• [Work task A] In the article on the Big Basin Redwoods expansion, how many acres are being added to the park?
• [Work task B] Please reproduce the Big Basin Redwoods article word for word, everything from "The land, with" down to "numerous mountain views.".
• [Work task C] Write the next part of the Big Basin Redwoods article, starting right after its final sentence.

• [Text provided]
* * *
BOULDER CREEK (Santa Cruz County) –- California’s oldest state park, Big Basin Redwoods, is expanding this week with the addition of 153 acres, a forested stretch intended to help the park recover after a devastating 2020 wildfire.
The land, with a colorful history along Highway 236 in the Santa Cruz Mountains, is adjacent to where park officials are planning to rebuild the park’s burned-up headquarters. As such, it will partially serve as the new gateway to the park.
Big Basin officials envision people coming to the new property, after stopping at the planned park store, café and visitor center nearby, and taking a quick hike amid towering conifers, 20-foot waterfalls and numerous mountain views.
“We know that when people arrive at the park, they will want to see something scenic,” said Will Fourt, senior parks and recreation specialist for California Department of Parks and Recreation. “With this (site), you’ll just walk a mile or so and be able to see some of the scenery that Big Basin has to offer.”
* * *
• [Data supplied]
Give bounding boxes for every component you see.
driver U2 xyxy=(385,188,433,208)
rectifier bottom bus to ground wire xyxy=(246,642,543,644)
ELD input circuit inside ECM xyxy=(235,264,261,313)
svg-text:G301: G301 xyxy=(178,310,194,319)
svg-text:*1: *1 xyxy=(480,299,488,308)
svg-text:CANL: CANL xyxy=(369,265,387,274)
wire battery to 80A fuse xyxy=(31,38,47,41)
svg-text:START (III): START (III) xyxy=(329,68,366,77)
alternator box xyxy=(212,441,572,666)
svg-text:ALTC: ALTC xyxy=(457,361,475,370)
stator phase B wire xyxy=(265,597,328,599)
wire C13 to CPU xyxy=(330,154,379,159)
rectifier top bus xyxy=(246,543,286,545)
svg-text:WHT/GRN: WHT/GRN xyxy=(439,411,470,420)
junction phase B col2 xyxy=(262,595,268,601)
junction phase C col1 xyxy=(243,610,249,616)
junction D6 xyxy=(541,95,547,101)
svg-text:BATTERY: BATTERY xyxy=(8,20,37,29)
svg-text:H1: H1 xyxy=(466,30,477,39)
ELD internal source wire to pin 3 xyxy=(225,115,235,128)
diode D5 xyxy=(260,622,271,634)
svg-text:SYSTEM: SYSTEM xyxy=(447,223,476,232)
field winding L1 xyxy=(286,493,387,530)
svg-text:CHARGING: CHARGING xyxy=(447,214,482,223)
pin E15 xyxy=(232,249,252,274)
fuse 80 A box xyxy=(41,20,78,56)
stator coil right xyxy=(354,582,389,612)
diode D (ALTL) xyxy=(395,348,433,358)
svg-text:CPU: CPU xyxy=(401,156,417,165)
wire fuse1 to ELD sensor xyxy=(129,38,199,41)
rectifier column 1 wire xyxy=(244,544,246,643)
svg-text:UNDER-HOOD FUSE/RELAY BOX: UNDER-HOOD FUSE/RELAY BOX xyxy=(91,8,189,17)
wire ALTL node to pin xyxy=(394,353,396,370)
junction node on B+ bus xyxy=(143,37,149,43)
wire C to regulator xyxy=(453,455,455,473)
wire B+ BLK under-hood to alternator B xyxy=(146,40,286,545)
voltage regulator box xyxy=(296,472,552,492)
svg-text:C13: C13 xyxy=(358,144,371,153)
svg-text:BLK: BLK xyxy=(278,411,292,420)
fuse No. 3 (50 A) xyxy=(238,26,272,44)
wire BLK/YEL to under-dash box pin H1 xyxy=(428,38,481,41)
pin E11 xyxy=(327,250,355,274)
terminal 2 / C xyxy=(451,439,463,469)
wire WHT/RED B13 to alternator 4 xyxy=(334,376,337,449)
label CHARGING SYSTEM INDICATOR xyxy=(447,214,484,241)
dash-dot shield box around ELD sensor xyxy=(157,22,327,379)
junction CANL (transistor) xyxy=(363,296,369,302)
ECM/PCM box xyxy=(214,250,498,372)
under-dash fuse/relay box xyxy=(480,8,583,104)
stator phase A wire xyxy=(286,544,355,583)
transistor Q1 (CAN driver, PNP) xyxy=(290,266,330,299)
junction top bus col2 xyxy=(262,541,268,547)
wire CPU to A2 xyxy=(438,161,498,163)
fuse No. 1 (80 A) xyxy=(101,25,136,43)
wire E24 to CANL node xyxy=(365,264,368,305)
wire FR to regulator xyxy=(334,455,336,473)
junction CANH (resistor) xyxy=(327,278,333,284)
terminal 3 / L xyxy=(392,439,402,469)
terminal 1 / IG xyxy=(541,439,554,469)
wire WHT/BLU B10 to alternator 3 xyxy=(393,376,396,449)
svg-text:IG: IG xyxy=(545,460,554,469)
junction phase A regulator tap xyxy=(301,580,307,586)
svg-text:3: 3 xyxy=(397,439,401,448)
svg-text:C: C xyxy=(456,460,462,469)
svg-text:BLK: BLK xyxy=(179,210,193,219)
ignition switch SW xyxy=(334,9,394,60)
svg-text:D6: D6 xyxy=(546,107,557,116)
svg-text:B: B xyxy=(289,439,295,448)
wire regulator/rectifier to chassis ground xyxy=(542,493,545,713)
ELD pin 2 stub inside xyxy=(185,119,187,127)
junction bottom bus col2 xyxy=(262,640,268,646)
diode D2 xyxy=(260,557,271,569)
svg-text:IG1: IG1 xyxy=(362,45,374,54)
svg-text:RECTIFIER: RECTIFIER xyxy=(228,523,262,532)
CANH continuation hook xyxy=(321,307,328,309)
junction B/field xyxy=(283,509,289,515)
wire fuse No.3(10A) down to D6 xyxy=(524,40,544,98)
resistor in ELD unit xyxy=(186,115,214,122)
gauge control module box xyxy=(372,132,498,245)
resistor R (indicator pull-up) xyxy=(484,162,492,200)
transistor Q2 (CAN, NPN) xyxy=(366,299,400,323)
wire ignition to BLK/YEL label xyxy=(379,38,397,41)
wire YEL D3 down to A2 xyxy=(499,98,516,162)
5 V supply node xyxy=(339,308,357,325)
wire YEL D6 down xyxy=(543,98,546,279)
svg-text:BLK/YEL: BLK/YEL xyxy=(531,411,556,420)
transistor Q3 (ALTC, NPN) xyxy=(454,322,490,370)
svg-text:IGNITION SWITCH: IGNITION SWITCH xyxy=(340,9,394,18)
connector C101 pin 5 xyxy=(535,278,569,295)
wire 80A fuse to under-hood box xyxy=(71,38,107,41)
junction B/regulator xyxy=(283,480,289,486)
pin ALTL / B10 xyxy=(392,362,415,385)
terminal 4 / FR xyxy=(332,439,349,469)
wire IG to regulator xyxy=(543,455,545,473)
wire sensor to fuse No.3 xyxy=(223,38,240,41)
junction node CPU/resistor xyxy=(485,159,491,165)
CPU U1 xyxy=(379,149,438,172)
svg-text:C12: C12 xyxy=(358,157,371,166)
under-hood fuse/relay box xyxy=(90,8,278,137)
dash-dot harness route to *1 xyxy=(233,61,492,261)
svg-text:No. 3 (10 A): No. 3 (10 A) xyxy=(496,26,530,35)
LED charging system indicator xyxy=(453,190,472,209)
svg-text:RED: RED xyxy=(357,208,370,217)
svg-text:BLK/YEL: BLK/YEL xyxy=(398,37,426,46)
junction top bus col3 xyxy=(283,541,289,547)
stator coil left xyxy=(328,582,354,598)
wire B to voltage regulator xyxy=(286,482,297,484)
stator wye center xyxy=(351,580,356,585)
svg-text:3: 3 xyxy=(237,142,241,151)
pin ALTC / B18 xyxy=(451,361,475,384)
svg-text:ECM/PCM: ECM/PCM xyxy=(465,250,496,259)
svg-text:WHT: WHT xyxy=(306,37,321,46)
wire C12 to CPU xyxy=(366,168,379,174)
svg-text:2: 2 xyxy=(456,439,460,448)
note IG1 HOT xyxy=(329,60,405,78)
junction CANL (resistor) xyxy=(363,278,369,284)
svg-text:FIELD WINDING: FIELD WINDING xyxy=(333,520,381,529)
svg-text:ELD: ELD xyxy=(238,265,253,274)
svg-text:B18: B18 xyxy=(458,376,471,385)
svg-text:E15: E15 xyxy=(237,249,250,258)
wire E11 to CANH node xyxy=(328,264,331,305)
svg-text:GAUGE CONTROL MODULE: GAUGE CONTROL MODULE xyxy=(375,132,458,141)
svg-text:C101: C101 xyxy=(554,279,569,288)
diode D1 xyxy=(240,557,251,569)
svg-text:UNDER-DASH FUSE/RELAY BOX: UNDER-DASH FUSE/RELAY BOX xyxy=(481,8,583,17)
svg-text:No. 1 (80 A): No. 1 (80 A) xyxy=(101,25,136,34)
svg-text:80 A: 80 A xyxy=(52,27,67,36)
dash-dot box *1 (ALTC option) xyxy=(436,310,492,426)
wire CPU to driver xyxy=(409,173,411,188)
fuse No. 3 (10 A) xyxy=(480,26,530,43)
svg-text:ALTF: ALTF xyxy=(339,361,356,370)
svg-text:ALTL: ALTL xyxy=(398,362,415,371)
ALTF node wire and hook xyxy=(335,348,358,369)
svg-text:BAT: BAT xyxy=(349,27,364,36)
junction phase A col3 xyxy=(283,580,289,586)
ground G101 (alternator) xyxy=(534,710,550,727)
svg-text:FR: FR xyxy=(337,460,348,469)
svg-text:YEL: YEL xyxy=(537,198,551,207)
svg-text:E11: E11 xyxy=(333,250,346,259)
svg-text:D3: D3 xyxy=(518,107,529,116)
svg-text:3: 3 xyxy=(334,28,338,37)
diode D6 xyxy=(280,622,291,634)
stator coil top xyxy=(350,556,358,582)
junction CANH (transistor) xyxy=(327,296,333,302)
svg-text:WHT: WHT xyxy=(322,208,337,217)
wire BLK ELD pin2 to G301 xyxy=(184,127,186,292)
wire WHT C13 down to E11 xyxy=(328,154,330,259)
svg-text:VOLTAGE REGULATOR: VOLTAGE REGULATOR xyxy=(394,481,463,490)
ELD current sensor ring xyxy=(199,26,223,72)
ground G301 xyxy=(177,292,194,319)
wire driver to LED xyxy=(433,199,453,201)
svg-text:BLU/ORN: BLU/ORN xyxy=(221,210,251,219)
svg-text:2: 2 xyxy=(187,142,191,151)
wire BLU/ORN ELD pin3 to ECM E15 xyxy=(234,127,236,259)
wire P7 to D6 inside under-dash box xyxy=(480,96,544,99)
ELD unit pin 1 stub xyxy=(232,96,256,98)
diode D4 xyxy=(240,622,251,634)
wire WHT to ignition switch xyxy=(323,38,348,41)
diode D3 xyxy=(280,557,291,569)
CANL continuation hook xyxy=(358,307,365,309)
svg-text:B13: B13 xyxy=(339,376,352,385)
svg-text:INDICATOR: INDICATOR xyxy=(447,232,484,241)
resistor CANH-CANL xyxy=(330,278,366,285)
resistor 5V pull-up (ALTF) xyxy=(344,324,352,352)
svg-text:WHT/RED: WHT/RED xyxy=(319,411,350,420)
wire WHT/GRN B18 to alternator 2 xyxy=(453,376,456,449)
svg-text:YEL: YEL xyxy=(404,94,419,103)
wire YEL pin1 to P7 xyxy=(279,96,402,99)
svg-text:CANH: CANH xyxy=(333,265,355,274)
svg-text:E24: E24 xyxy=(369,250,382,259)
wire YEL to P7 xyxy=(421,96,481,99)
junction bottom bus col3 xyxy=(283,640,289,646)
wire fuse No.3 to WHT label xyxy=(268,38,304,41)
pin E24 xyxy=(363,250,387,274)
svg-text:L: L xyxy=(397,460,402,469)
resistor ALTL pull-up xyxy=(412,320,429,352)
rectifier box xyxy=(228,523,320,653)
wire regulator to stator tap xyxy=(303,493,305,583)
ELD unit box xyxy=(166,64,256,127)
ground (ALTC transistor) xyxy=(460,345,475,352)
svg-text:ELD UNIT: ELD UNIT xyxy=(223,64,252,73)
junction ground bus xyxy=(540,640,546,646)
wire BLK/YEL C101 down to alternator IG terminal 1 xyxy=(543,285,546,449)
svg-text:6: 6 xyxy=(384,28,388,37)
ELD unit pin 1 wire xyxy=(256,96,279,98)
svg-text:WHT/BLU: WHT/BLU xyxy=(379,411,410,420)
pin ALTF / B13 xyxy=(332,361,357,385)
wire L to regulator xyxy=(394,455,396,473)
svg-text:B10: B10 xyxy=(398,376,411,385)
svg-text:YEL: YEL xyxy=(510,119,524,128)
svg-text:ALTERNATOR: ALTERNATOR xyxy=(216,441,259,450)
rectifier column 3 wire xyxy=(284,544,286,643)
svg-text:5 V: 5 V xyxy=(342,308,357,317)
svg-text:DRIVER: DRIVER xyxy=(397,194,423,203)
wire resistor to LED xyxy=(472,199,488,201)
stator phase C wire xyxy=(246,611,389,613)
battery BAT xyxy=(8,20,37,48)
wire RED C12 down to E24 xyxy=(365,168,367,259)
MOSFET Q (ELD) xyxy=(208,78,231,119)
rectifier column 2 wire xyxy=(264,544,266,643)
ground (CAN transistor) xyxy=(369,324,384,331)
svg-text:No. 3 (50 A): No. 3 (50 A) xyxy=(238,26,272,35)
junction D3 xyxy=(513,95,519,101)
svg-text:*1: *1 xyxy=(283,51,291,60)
* * *
• [Exercise response A] 153 acres

• [Exercise response B]
The land, with a colorful history along Highway 236 in the Santa Cruz Mountains, is adjacent to where park officials are planning to rebuild the park’s burned-up headquarters. As such, it will partially serve as the new gateway to the park.
Big Basin officials envision people coming to the new property, after stopping at the planned park store, café and visitor center nearby, and taking a quick hike amid towering conifers, 20-foot waterfalls and numerous mountain views.

• [Exercise response C]
The new land, known as the NoraBella property, was sold to California State Parks by the nonprofit Sempervirens Fund in a $2.4 million deal that closed Tuesday.
The Sempervirens Fund, which seeks to acquire redwood forests and protect them, worked for years to get the NoraBella plot, targeting it for its creeks, canyons and large trees as well as for its usefulness to Big Basin. But progress was slow.
The property was long owned by an electrical engineer who amassed cars, trailers and even an old Muni bus at the site, becoming so notorious for being a sprawling scrap heap in the woods that the owner was featured on a 2011 episode of A&E’s “Hoarders.” He did not want to sell the land.
The eccentric owner eventually ran afoul of the county because of leaching chemicals and other waste, and in the face of unpaid fines and unmet clean-up orders, he lost control of the property.
In 2020, the land, through the county, was sold to Colby Barr, a cofounder of the popular Santa Cruz-based Verve Coffee Roasters. Barr helped clean up the site and, acknowledging the Sempervirens Fund’s interest in the property, sold it to the organization.
In the meantime, as the land went through ownership changes, it burned in the CZU Lightning Complex fire. Before the land was purchased by state parks, the Sempervirens Fund had to complete a laundry list of fire mop-up and forestry work as well as ensure that pollution from the junk yard was gone.
“We went through a series of projects to make it park-ready,” said Sempervirens Fund Executive Director Sara Barth. “It feels like redemption to finally secure the forest’s future as part of Big Basin.”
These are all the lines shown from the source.